[Exercise aim] Write down each entry again, exactly as it reads.

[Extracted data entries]
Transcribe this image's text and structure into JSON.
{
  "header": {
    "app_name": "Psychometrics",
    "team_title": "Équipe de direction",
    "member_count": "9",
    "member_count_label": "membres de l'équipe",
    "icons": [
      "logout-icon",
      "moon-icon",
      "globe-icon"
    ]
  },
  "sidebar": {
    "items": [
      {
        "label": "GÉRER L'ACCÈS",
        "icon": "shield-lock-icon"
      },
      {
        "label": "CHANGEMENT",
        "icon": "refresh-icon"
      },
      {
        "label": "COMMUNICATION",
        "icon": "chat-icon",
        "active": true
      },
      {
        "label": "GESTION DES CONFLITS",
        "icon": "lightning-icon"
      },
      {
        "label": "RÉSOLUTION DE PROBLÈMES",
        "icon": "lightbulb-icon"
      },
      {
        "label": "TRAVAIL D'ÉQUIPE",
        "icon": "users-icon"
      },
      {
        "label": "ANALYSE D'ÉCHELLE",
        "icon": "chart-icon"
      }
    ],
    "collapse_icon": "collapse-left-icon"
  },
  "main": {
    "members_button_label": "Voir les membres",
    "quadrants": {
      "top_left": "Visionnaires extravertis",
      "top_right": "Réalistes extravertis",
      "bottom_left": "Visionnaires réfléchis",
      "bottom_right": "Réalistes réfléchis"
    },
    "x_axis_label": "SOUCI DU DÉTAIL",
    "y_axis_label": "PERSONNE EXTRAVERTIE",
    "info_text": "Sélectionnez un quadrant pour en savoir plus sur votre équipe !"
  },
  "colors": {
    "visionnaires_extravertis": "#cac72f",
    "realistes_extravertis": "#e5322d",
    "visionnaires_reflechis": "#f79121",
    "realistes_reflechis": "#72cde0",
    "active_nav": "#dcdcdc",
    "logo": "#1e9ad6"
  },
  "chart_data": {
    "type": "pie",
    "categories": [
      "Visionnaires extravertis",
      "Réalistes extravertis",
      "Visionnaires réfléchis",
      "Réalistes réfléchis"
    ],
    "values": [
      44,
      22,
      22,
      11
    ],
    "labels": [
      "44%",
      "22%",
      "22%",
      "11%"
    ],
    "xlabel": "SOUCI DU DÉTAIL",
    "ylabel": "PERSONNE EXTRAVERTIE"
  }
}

[Exercise solution]
Transcribe this image's text and structure into JSON.
{
  "header": {
    "app_name": "Psychometrics",
    "team_title": "Équipe de direction",
    "member_count": "9",
    "member_count_label": "membres de l'équipe",
    "icons": [
      "logout-icon",
      "moon-icon",
      "globe-icon"
    ]
  },
  "sidebar": {
    "items": [
      {
        "label": "GÉRER L'ACCÈS",
        "icon": "shield-lock-icon"
      },
      {
        "label": "CHANGEMENT",
        "icon": "refresh-icon"
      },
      {
        "label": "COMMUNICATION",
        "icon": "chat-icon",
        "active": true
      },
      {
        "label": "GESTION DES CONFLITS",
        "icon": "lightning-icon"
      },
      {
        "label": "RÉSOLUTION DE PROBLÈMES",
        "icon": "lightbulb-icon"
      },
      {
        "label": "TRAVAIL D'ÉQUIPE",
        "icon": "users-icon"
      },
      {
        "label": "ANALYSE D'ÉCHELLE",
        "icon": "chart-icon"
      }
    ],
    "collapse_icon": "collapse-left-icon"
  },
  "main": {
    "members_button_label": "Voir les membres",
    "quadrants": {
      "top_left": "Visionnaires extravertis",
      "top_right": "Réalistes extravertis",
      "bottom_left": "Visionnaires réfléchis",
      "bottom_right": "Réalistes réfléchis"
    },
    "x_axis_label": "SOUCI DU DÉTAIL",
    "y_axis_label": "PERSONNE EXTRAVERTIE",
    "info_text": "Sélectionnez un quadrant pour en savoir plus sur votre équipe !"
  },
  "colors": {
    "visionnaires_extravertis": "#cac72f",
    "realistes_extravertis": "#e5322d",
    "visionnaires_reflechis": "#f79121",
    "realistes_reflechis": "#72cde0",
    "active_nav": "#dcdcdc",
    "logo": "#1e9ad6"
  },
  "chart_data": {
    "type": "pie",
    "categories": [
      "Visionnaires extravertis",
      "Réalistes extravertis",
      "Visionnaires réfléchis",
      "Réalistes réfléchis"
    ],
    "values": [
      44,
      22,
      22,
      11
    ],
    "labels": [
      "44%",
      "22%",
      "22%",
      "11%"
    ],
    "xlabel": "SOUCI DU DÉTAIL",
    "ylabel": "PERSONNE EXTRAVERTIE"
  }
}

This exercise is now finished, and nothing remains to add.